**BRIEF**
Each line below should be quoted exactly, please.

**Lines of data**

__________________________________________________

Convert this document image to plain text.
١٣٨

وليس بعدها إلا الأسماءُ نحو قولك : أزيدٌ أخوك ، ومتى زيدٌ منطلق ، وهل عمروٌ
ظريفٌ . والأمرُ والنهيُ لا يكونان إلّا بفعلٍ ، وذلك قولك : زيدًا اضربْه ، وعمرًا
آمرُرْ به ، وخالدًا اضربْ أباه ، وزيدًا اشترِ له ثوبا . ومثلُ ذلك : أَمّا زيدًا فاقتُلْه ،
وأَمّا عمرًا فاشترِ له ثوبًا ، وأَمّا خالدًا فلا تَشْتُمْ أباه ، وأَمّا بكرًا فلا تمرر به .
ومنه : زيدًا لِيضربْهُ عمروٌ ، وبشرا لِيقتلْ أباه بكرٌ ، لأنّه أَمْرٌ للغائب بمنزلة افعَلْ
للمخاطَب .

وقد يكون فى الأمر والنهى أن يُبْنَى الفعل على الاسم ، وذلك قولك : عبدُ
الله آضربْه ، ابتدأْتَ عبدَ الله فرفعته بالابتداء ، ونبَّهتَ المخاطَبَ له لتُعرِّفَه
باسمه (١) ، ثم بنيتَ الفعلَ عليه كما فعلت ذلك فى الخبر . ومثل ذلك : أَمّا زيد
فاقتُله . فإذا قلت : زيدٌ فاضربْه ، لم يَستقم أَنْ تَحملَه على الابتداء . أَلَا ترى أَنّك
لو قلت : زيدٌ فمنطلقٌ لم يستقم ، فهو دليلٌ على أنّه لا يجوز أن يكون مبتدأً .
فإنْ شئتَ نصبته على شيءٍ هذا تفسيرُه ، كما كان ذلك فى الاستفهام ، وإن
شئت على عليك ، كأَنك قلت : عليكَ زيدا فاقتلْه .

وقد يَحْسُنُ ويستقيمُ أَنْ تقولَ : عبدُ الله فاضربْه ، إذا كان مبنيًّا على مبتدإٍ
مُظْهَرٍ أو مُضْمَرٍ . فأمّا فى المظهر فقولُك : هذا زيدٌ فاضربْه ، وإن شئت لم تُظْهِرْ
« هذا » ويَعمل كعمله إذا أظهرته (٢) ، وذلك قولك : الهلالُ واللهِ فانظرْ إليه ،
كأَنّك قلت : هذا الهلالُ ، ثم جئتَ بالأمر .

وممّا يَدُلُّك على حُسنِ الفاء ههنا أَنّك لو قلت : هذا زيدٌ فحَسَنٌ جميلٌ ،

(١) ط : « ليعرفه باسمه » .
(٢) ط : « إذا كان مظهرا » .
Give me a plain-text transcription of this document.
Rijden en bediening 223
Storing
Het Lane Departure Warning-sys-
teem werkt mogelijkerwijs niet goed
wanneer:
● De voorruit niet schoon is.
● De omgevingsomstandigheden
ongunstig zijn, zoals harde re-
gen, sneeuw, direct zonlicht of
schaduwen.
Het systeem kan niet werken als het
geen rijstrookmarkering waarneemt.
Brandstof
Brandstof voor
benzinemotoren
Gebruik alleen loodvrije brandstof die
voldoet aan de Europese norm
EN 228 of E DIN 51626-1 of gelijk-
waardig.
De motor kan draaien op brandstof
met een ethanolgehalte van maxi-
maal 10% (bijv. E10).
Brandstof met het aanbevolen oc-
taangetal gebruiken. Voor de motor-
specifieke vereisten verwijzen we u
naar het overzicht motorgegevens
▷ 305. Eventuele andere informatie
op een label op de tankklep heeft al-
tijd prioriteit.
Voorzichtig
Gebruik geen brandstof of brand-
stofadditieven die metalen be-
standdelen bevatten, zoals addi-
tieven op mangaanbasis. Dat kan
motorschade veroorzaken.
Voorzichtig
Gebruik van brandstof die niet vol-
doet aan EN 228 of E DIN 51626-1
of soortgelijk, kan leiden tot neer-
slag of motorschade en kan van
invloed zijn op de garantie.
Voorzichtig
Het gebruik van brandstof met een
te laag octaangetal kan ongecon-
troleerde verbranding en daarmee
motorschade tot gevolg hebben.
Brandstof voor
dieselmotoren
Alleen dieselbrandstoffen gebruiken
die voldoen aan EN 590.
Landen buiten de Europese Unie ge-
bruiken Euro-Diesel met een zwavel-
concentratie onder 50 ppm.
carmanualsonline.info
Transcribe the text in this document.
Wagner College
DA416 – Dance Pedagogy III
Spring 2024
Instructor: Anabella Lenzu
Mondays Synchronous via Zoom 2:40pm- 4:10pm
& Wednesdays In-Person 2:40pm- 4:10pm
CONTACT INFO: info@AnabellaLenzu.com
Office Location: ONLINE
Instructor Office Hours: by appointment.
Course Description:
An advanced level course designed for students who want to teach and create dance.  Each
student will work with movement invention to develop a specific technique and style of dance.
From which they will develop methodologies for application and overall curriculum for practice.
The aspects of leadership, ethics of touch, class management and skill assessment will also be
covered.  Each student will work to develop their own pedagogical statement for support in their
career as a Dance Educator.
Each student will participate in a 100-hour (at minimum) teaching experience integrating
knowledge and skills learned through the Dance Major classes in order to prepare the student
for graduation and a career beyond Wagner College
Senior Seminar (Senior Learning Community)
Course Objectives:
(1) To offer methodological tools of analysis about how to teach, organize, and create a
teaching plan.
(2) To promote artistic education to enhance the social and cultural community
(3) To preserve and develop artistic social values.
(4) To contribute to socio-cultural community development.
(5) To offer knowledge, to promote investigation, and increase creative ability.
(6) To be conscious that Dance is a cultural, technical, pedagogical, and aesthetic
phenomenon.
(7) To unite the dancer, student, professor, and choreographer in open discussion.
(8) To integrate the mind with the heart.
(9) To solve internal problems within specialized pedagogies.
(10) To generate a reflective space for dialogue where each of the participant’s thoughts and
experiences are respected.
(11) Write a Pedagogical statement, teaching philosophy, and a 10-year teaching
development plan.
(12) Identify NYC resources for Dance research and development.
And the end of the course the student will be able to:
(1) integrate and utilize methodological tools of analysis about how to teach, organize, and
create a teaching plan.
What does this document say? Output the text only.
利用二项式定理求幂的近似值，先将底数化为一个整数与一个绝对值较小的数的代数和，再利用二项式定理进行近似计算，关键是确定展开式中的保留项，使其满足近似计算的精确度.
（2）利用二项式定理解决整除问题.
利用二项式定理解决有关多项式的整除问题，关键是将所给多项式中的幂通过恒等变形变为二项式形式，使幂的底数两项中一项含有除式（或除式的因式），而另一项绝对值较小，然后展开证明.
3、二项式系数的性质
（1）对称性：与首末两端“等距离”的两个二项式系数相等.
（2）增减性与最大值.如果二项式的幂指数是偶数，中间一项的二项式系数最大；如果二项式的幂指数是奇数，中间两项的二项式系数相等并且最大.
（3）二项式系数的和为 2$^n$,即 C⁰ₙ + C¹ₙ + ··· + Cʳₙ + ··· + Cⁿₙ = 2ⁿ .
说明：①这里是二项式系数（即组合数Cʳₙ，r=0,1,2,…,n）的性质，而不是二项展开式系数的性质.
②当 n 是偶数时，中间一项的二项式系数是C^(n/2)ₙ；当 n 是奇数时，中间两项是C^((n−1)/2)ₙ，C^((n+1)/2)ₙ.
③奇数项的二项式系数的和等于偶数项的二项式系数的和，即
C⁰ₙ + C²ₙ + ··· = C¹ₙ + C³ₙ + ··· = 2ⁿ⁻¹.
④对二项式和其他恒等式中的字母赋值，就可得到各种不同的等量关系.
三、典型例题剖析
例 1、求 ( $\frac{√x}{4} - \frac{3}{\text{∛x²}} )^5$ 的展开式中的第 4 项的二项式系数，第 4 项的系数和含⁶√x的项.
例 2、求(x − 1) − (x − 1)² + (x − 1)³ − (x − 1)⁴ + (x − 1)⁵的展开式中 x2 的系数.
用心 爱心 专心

__________________________________________________

**FINISHED ANSWER**
Convert this document image to plain text.
١٣٨

وليس بعدها إلا الأسماءُ نحو قولك : أزيدٌ أخوك ، ومتى زيدٌ منطلق ، وهل عمروٌ
ظريفٌ . والأمرُ والنهيُ لا يكونان إلّا بفعلٍ ، وذلك قولك : زيدًا اضربْه ، وعمرًا
آمرُرْ به ، وخالدًا اضربْ أباه ، وزيدًا اشترِ له ثوبا . ومثلُ ذلك : أَمّا زيدًا فاقتُلْه ،
وأَمّا عمرًا فاشترِ له ثوبًا ، وأَمّا خالدًا فلا تَشْتُمْ أباه ، وأَمّا بكرًا فلا تمرر به .
ومنه : زيدًا لِيضربْهُ عمروٌ ، وبشرا لِيقتلْ أباه بكرٌ ، لأنّه أَمْرٌ للغائب بمنزلة افعَلْ
للمخاطَب .

وقد يكون فى الأمر والنهى أن يُبْنَى الفعل على الاسم ، وذلك قولك : عبدُ
الله آضربْه ، ابتدأْتَ عبدَ الله فرفعته بالابتداء ، ونبَّهتَ المخاطَبَ له لتُعرِّفَه
باسمه (١) ، ثم بنيتَ الفعلَ عليه كما فعلت ذلك فى الخبر . ومثل ذلك : أَمّا زيد
فاقتُله . فإذا قلت : زيدٌ فاضربْه ، لم يَستقم أَنْ تَحملَه على الابتداء . أَلَا ترى أَنّك
لو قلت : زيدٌ فمنطلقٌ لم يستقم ، فهو دليلٌ على أنّه لا يجوز أن يكون مبتدأً .
فإنْ شئتَ نصبته على شيءٍ هذا تفسيرُه ، كما كان ذلك فى الاستفهام ، وإن
شئت على عليك ، كأَنك قلت : عليكَ زيدا فاقتلْه .

وقد يَحْسُنُ ويستقيمُ أَنْ تقولَ : عبدُ الله فاضربْه ، إذا كان مبنيًّا على مبتدإٍ
مُظْهَرٍ أو مُضْمَرٍ . فأمّا فى المظهر فقولُك : هذا زيدٌ فاضربْه ، وإن شئت لم تُظْهِرْ
« هذا » ويَعمل كعمله إذا أظهرته (٢) ، وذلك قولك : الهلالُ واللهِ فانظرْ إليه ،
كأَنّك قلت : هذا الهلالُ ، ثم جئتَ بالأمر .

وممّا يَدُلُّك على حُسنِ الفاء ههنا أَنّك لو قلت : هذا زيدٌ فحَسَنٌ جميلٌ ،

(١) ط : « ليعرفه باسمه » .
(٢) ط : « إذا كان مظهرا » .
Give me a plain-text transcription of this document.
Rijden en bediening 223
Storing
Het Lane Departure Warning-sys-
teem werkt mogelijkerwijs niet goed
wanneer:
● De voorruit niet schoon is.
● De omgevingsomstandigheden
ongunstig zijn, zoals harde re-
gen, sneeuw, direct zonlicht of
schaduwen.
Het systeem kan niet werken als het
geen rijstrookmarkering waarneemt.
Brandstof
Brandstof voor
benzinemotoren
Gebruik alleen loodvrije brandstof die
voldoet aan de Europese norm
EN 228 of E DIN 51626-1 of gelijk-
waardig.
De motor kan draaien op brandstof
met een ethanolgehalte van maxi-
maal 10% (bijv. E10).
Brandstof met het aanbevolen oc-
taangetal gebruiken. Voor de motor-
specifieke vereisten verwijzen we u
naar het overzicht motorgegevens
▷ 305. Eventuele andere informatie
op een label op de tankklep heeft al-
tijd prioriteit.
Voorzichtig
Gebruik geen brandstof of brand-
stofadditieven die metalen be-
standdelen bevatten, zoals addi-
tieven op mangaanbasis. Dat kan
motorschade veroorzaken.
Voorzichtig
Gebruik van brandstof die niet vol-
doet aan EN 228 of E DIN 51626-1
of soortgelijk, kan leiden tot neer-
slag of motorschade en kan van
invloed zijn op de garantie.
Voorzichtig
Het gebruik van brandstof met een
te laag octaangetal kan ongecon-
troleerde verbranding en daarmee
motorschade tot gevolg hebben.
Brandstof voor
dieselmotoren
Alleen dieselbrandstoffen gebruiken
die voldoen aan EN 590.
Landen buiten de Europese Unie ge-
bruiken Euro-Diesel met een zwavel-
concentratie onder 50 ppm.
carmanualsonline.info
Transcribe the text in this document.
Wagner College
DA416 – Dance Pedagogy III
Spring 2024
Instructor: Anabella Lenzu
Mondays Synchronous via Zoom 2:40pm- 4:10pm
& Wednesdays In-Person 2:40pm- 4:10pm
CONTACT INFO: info@AnabellaLenzu.com
Office Location: ONLINE
Instructor Office Hours: by appointment.
Course Description:
An advanced level course designed for students who want to teach and create dance.  Each
student will work with movement invention to develop a specific technique and style of dance.
From which they will develop methodologies for application and overall curriculum for practice.
The aspects of leadership, ethics of touch, class management and skill assessment will also be
covered.  Each student will work to develop their own pedagogical statement for support in their
career as a Dance Educator.
Each student will participate in a 100-hour (at minimum) teaching experience integrating
knowledge and skills learned through the Dance Major classes in order to prepare the student
for graduation and a career beyond Wagner College
Senior Seminar (Senior Learning Community)
Course Objectives:
(1) To offer methodological tools of analysis about how to teach, organize, and create a
teaching plan.
(2) To promote artistic education to enhance the social and cultural community
(3) To preserve and develop artistic social values.
(4) To contribute to socio-cultural community development.
(5) To offer knowledge, to promote investigation, and increase creative ability.
(6) To be conscious that Dance is a cultural, technical, pedagogical, and aesthetic
phenomenon.
(7) To unite the dancer, student, professor, and choreographer in open discussion.
(8) To integrate the mind with the heart.
(9) To solve internal problems within specialized pedagogies.
(10) To generate a reflective space for dialogue where each of the participant’s thoughts and
experiences are respected.
(11) Write a Pedagogical statement, teaching philosophy, and a 10-year teaching
development plan.
(12) Identify NYC resources for Dance research and development.
And the end of the course the student will be able to:
(1) integrate and utilize methodological tools of analysis about how to teach, organize, and
create a teaching plan.
What does this document say? Output the text only.
利用二项式定理求幂的近似值，先将底数化为一个整数与一个绝对值较小的数的代数和，再利用二项式定理进行近似计算，关键是确定展开式中的保留项，使其满足近似计算的精确度.
（2）利用二项式定理解决整除问题.
利用二项式定理解决有关多项式的整除问题，关键是将所给多项式中的幂通过恒等变形变为二项式形式，使幂的底数两项中一项含有除式（或除式的因式），而另一项绝对值较小，然后展开证明.
3、二项式系数的性质
（1）对称性：与首末两端“等距离”的两个二项式系数相等.
（2）增减性与最大值.如果二项式的幂指数是偶数，中间一项的二项式系数最大；如果二项式的幂指数是奇数，中间两项的二项式系数相等并且最大.
（3）二项式系数的和为 2$^n$,即 C⁰ₙ + C¹ₙ + ··· + Cʳₙ + ··· + Cⁿₙ = 2ⁿ .
说明：①这里是二项式系数（即组合数Cʳₙ，r=0,1,2,…,n）的性质，而不是二项展开式系数的性质.
②当 n 是偶数时，中间一项的二项式系数是C^(n/2)ₙ；当 n 是奇数时，中间两项是C^((n−1)/2)ₙ，C^((n+1)/2)ₙ.
③奇数项的二项式系数的和等于偶数项的二项式系数的和，即
C⁰ₙ + C²ₙ + ··· = C¹ₙ + C³ₙ + ··· = 2ⁿ⁻¹.
④对二项式和其他恒等式中的字母赋值，就可得到各种不同的等量关系.
三、典型例题剖析
例 1、求 ( $\frac{√x}{4} - \frac{3}{\text{∛x²}} )^5$ 的展开式中的第 4 项的二项式系数，第 4 项的系数和含⁶√x的项.
例 2、求(x − 1) − (x − 1)² + (x − 1)³ − (x − 1)⁴ + (x − 1)⁵的展开式中 x2 的系数.
用心 爱心 专心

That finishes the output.